▸ **REQUIREMENT**
Copy every entry exactly as given, minus the images.

Recorded data
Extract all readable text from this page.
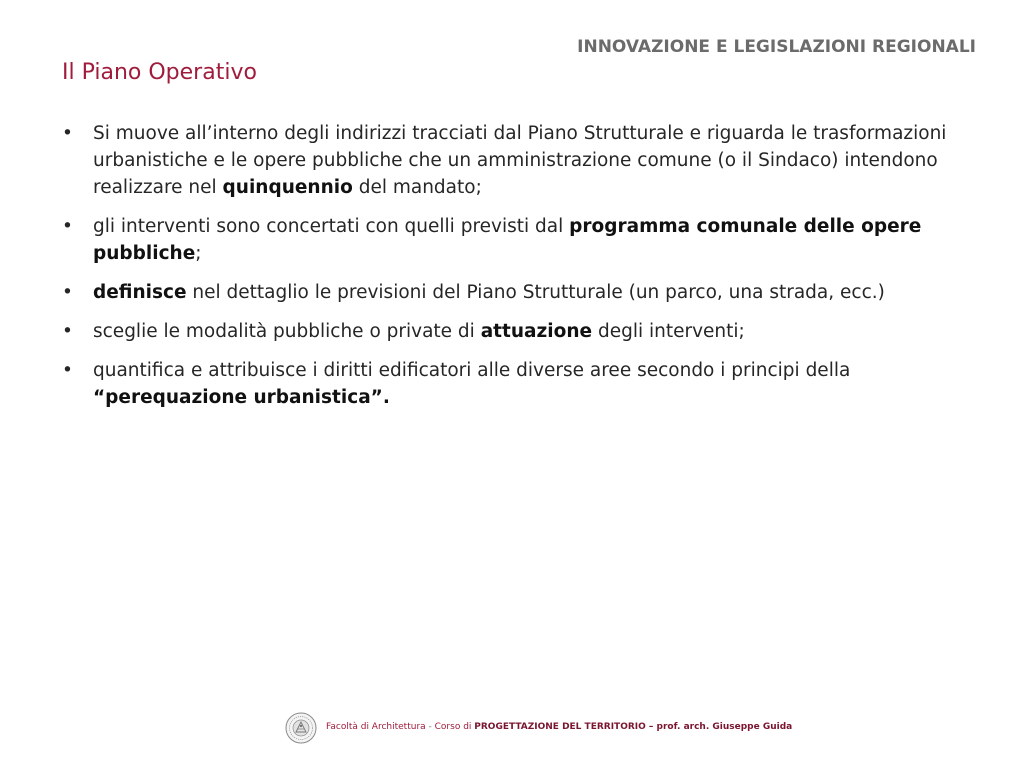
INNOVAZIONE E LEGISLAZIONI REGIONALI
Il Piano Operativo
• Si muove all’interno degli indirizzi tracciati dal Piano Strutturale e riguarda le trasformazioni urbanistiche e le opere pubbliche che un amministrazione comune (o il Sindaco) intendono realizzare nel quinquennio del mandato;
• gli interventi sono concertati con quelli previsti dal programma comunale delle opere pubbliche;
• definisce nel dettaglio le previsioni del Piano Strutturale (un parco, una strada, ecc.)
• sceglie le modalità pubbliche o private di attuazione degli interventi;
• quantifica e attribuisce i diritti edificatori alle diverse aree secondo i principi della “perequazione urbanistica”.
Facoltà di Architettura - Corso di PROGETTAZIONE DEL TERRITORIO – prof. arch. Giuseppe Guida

▸ **COMPLETE ANSWER**
Extract all readable text from this page.
INNOVAZIONE E LEGISLAZIONI REGIONALI
Il Piano Operativo
• Si muove all’interno degli indirizzi tracciati dal Piano Strutturale e riguarda le trasformazioni urbanistiche e le opere pubbliche che un amministrazione comune (o il Sindaco) intendono realizzare nel quinquennio del mandato;
• gli interventi sono concertati con quelli previsti dal programma comunale delle opere pubbliche;
• definisce nel dettaglio le previsioni del Piano Strutturale (un parco, una strada, ecc.)
• sceglie le modalità pubbliche o private di attuazione degli interventi;
• quantifica e attribuisce i diritti edificatori alle diverse aree secondo i principi della “perequazione urbanistica”.
Facoltà di Architettura - Corso di PROGETTAZIONE DEL TERRITORIO – prof. arch. Giuseppe Guida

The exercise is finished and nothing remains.